Exercise details ▸ Count how many lines in the material below hold the word "locali"; the reply is that number alone.

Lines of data
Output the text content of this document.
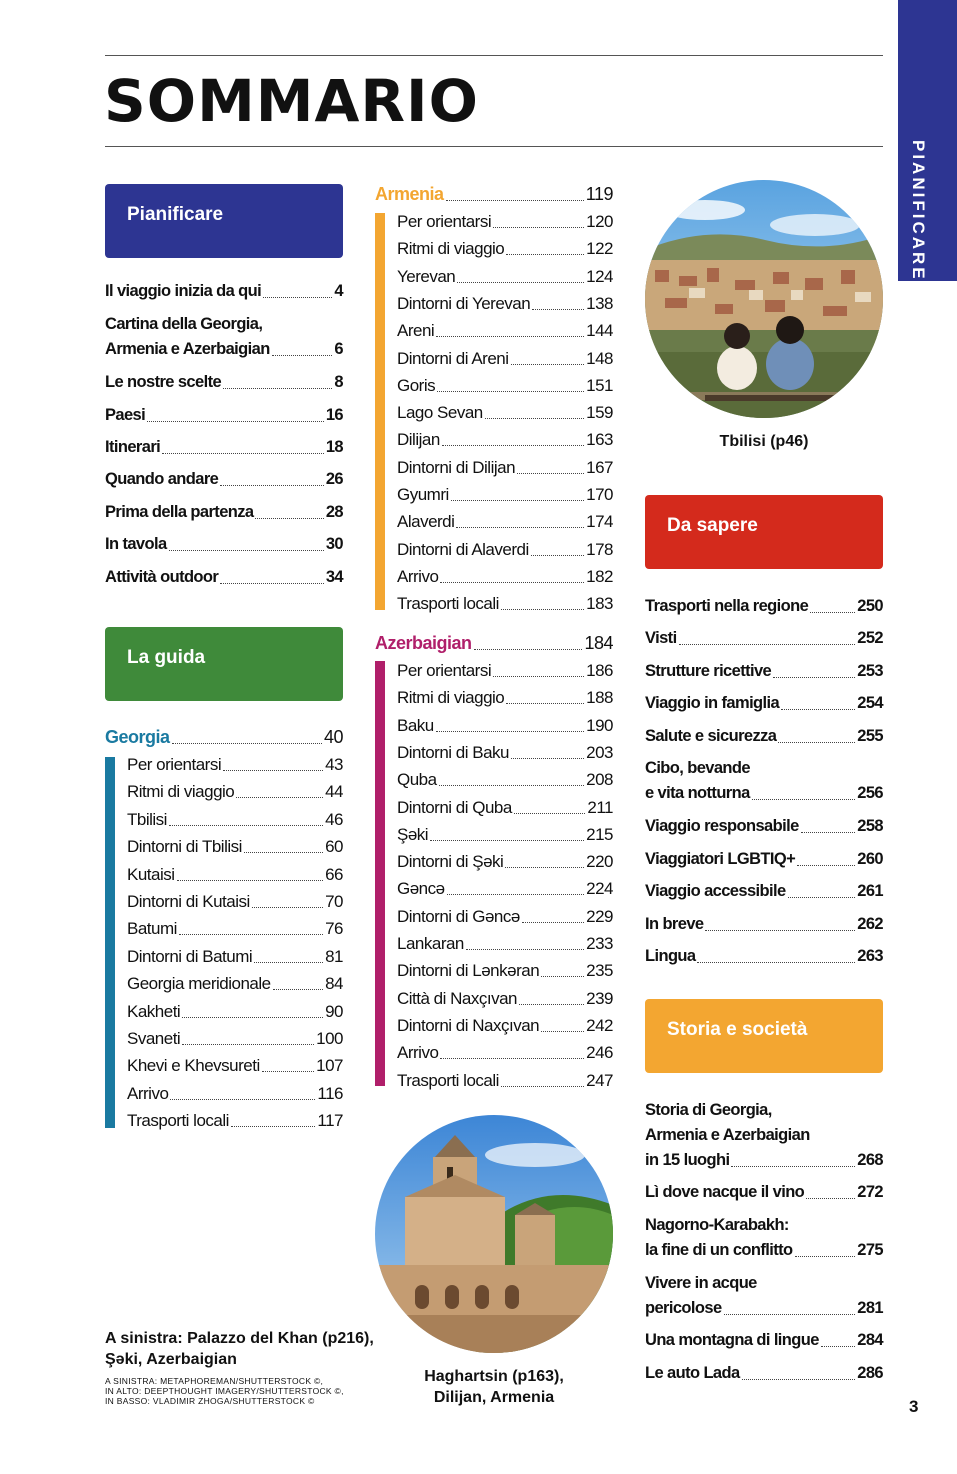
SOMMARIO
PIANIFICARE
Pianificare
Il viaggio inizia da qui	4
Cartina della Georgia,
Armenia e Azerbaigian	6
Le nostre scelte	8
Paesi	16
Itinerari	18
Quando andare	26
Prima della partenza	28
In tavola	30
Attività outdoor	34
La guida
Georgia	40
Per orientarsi	43
Ritmi di viaggio	44
Tbilisi	46
Dintorni di Tbilisi	60
Kutaisi	66
Dintorni di Kutaisi	70
Batumi	76
Dintorni di Batumi	81
Georgia meridionale	84
Kakheti	90
Svaneti	100
Khevi e Khevsureti	107
Arrivo	116
Trasporti locali	117
Armenia	119
Per orientarsi	120
Ritmi di viaggio	122
Yerevan	124
Dintorni di Yerevan	138
Areni	144
Dintorni di Areni	148
Goris	151
Lago Sevan	159
Dilijan	163
Dintorni di Dilijan	167
Gyumri	170
Alaverdi	174
Dintorni di Alaverdi	178
Arrivo	182
Trasporti locali	183
Azerbaigian	184
Per orientarsi	186
Ritmi di viaggio	188
Baku	190
Dintorni di Baku	203
Quba	208
Dintorni di Quba	211
Şəki	215
Dintorni di Şəki	220
Gəncə	224
Dintorni di Gəncə	229
Lankaran	233
Dintorni di Lənkəran	235
Città di Naxçıvan	239
Dintorni di Naxçıvan	242
Arrivo	246
Trasporti locali	247
Tbilisi (p46)
Da sapere
Trasporti nella regione	250
Visti	252
Strutture ricettive	253
Viaggio in famiglia	254
Salute e sicurezza	255
Cibo, bevande
e vita notturna	256
Viaggio responsabile	258
Viaggiatori LGBTIQ+	260
Viaggio accessibile	261
In breve	262
Lingua	263
Storia e società
Storia di Georgia,
Armenia e Azerbaigian
in 15 luoghi	268
Lì dove nacque il vino	272
Nagorno-Karabakh:
la fine di un conflitto	275
Vivere in acque
pericolose	281
Una montagna di lingue 284
Le auto Lada	286
Haghartsin (p163),
Dilijan, Armenia
A sinistra: Palazzo del Khan (p216),
Şəki, Azerbaigian
A SINISTRA: METAPHOREMAN/SHUTTERSTOCK ©,
IN ALTO: DEEPTHOUGHT IMAGERY/SHUTTERSTOCK ©,
IN BASSO: VLADIMIR ZHOGA/SHUTTERSTOCK ©	3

The completed task ▸ 3